=== Your task ===
Exactly reproduce each record listed below.

::::::::

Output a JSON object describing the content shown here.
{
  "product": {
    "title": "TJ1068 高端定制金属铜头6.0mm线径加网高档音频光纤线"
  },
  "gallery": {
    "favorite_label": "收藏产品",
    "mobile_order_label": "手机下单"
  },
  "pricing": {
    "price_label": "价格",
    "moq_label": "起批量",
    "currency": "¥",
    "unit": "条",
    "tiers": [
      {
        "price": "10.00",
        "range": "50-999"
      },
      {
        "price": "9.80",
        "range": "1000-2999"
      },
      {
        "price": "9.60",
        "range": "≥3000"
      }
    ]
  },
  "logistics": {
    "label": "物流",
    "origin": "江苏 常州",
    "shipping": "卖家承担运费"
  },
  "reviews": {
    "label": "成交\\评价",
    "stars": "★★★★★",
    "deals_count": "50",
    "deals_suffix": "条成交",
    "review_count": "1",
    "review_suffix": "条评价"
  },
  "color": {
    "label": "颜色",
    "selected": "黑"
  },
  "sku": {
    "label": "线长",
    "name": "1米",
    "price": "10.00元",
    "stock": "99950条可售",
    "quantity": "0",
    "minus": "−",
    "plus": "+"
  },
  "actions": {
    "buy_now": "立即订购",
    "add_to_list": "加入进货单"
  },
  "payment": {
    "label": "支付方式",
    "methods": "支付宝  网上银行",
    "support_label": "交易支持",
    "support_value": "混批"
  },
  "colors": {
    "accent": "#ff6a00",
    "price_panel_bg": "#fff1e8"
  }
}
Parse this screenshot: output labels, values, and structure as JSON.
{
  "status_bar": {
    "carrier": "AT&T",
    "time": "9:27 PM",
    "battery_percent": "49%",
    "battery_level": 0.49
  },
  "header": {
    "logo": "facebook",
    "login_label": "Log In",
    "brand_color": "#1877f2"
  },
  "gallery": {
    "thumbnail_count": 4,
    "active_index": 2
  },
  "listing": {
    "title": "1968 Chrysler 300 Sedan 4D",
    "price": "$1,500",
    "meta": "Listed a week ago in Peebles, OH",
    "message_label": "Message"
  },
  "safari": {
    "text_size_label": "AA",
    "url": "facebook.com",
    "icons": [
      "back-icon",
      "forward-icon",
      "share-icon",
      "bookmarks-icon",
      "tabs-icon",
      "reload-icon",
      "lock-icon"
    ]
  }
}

::::::::

=== Task response ===
Output a JSON object describing the content shown here.
{
  "product": {
    "title": "TJ1068 高端定制金属铜头6.0mm线径加网高档音频光纤线"
  },
  "gallery": {
    "favorite_label": "收藏产品",
    "mobile_order_label": "手机下单"
  },
  "pricing": {
    "price_label": "价格",
    "moq_label": "起批量",
    "currency": "¥",
    "unit": "条",
    "tiers": [
      {
        "price": "10.00",
        "range": "50-999"
      },
      {
        "price": "9.80",
        "range": "1000-2999"
      },
      {
        "price": "9.60",
        "range": "≥3000"
      }
    ]
  },
  "logistics": {
    "label": "物流",
    "origin": "江苏 常州",
    "shipping": "卖家承担运费"
  },
  "reviews": {
    "label": "成交\\评价",
    "stars": "★★★★★",
    "deals_count": "50",
    "deals_suffix": "条成交",
    "review_count": "1",
    "review_suffix": "条评价"
  },
  "color": {
    "label": "颜色",
    "selected": "黑"
  },
  "sku": {
    "label": "线长",
    "name": "1米",
    "price": "10.00元",
    "stock": "99950条可售",
    "quantity": "0",
    "minus": "−",
    "plus": "+"
  },
  "actions": {
    "buy_now": "立即订购",
    "add_to_list": "加入进货单"
  },
  "payment": {
    "label": "支付方式",
    "methods": "支付宝  网上银行",
    "support_label": "交易支持",
    "support_value": "混批"
  },
  "colors": {
    "accent": "#ff6a00",
    "price_panel_bg": "#fff1e8"
  }
}
Parse this screenshot: output labels, values, and structure as JSON.
{
  "status_bar": {
    "carrier": "AT&T",
    "time": "9:27 PM",
    "battery_percent": "49%",
    "battery_level": 0.49
  },
  "header": {
    "logo": "facebook",
    "login_label": "Log In",
    "brand_color": "#1877f2"
  },
  "gallery": {
    "thumbnail_count": 4,
    "active_index": 2
  },
  "listing": {
    "title": "1968 Chrysler 300 Sedan 4D",
    "price": "$1,500",
    "meta": "Listed a week ago in Peebles, OH",
    "message_label": "Message"
  },
  "safari": {
    "text_size_label": "AA",
    "url": "facebook.com",
    "icons": [
      "back-icon",
      "forward-icon",
      "share-icon",
      "bookmarks-icon",
      "tabs-icon",
      "reload-icon",
      "lock-icon"
    ]
  }
}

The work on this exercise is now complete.